> WORK INSTRUCTIONS:
Below are some entries. Work out how many of their lines hold the word "color", and write that number alone.
--- BEGIN RECORDED INFORMATION ---
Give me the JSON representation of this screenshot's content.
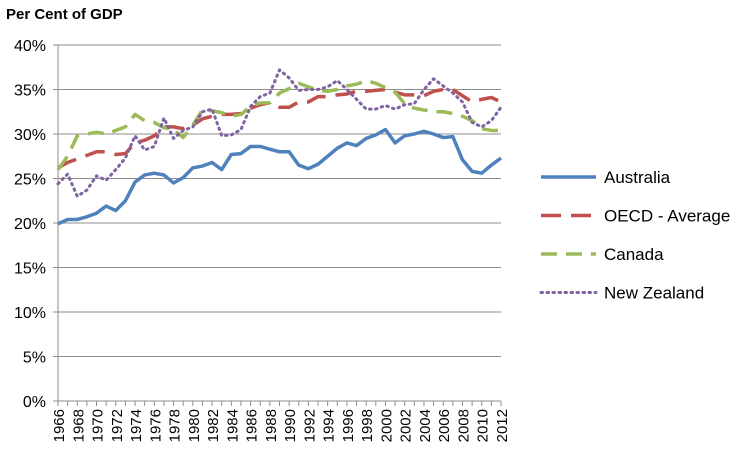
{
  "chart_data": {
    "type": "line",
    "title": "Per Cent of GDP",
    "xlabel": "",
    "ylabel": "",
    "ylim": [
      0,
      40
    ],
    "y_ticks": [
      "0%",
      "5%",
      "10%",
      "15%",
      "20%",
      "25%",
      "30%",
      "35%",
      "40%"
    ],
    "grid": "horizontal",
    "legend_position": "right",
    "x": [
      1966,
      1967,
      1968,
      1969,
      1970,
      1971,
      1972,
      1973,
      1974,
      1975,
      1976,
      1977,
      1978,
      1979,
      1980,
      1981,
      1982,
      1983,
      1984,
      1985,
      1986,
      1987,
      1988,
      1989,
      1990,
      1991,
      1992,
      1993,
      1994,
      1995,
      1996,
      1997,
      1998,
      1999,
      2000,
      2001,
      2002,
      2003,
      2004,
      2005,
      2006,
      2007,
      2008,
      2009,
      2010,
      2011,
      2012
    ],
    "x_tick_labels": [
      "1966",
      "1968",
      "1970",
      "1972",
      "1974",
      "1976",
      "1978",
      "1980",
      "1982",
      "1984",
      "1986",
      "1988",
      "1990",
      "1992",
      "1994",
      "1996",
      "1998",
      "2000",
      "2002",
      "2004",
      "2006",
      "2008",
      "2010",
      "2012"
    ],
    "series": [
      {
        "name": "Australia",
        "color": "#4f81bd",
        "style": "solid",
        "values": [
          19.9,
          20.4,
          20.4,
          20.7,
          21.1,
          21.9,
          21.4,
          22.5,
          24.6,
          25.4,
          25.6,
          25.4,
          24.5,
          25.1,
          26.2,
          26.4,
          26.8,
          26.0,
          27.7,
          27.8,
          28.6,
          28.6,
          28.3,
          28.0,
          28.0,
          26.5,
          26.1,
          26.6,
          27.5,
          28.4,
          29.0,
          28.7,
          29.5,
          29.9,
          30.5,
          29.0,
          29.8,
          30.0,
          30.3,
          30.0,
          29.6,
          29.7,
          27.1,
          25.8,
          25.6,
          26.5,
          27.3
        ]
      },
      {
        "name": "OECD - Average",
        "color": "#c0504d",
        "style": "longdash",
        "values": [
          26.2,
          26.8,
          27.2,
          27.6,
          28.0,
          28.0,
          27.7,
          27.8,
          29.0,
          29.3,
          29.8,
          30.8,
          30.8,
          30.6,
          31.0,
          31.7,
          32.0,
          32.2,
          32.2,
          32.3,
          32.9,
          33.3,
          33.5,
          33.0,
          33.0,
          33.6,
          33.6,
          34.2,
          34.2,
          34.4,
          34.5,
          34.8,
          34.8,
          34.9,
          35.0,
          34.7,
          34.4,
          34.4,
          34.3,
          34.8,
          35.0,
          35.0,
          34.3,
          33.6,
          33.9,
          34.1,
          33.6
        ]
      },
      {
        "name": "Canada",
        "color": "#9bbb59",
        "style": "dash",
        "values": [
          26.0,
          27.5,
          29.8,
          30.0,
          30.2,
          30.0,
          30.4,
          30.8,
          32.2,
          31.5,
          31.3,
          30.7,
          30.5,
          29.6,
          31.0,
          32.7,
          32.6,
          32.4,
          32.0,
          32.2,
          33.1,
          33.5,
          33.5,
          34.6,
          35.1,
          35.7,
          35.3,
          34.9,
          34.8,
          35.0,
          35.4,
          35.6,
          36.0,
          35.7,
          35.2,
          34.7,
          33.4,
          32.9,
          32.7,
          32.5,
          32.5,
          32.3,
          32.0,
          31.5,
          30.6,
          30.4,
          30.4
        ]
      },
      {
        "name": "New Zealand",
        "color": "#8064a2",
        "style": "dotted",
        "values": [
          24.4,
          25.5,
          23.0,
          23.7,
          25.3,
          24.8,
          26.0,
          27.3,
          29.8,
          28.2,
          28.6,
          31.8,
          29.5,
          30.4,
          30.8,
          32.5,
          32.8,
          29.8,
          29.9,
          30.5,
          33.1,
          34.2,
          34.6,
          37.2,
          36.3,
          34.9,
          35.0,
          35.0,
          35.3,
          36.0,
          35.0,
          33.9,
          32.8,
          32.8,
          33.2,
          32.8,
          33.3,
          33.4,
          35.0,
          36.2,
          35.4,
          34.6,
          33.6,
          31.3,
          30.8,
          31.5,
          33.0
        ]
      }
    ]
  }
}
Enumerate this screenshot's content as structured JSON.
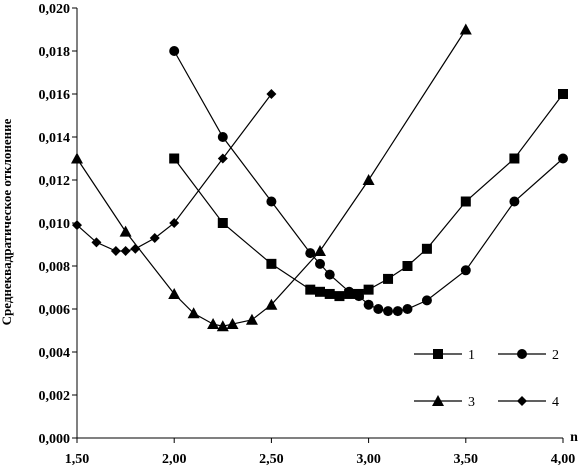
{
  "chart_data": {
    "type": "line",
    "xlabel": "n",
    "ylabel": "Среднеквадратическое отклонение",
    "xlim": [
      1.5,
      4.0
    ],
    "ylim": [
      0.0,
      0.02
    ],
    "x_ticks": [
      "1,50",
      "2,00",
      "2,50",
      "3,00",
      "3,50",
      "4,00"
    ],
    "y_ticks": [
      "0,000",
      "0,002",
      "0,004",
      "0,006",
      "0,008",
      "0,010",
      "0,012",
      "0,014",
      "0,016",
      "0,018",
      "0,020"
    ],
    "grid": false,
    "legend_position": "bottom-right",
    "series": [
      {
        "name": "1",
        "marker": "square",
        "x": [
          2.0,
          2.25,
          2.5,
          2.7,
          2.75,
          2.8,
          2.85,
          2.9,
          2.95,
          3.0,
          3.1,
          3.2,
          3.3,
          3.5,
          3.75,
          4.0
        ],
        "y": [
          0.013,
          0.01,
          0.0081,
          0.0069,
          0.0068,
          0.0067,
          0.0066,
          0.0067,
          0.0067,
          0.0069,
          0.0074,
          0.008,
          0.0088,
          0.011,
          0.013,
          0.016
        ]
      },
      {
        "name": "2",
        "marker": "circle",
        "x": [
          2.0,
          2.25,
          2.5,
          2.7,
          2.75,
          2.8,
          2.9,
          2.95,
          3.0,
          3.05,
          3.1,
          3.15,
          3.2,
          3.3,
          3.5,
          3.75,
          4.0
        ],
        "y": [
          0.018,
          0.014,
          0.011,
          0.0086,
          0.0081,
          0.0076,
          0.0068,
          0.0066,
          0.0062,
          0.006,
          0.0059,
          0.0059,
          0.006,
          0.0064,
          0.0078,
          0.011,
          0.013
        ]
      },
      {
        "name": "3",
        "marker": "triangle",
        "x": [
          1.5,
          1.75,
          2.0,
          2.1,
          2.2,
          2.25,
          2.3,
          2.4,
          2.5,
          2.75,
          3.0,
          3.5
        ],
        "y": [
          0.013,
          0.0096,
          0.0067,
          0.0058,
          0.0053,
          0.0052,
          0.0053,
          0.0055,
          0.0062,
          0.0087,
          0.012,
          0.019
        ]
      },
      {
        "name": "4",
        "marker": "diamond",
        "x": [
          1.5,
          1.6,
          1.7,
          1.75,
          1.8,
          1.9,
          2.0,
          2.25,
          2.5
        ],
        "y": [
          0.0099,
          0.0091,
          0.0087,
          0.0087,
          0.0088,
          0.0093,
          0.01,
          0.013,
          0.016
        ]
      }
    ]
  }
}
--- END RECORDED INFORMATION ---
> EXERCISE SOLUTION:
4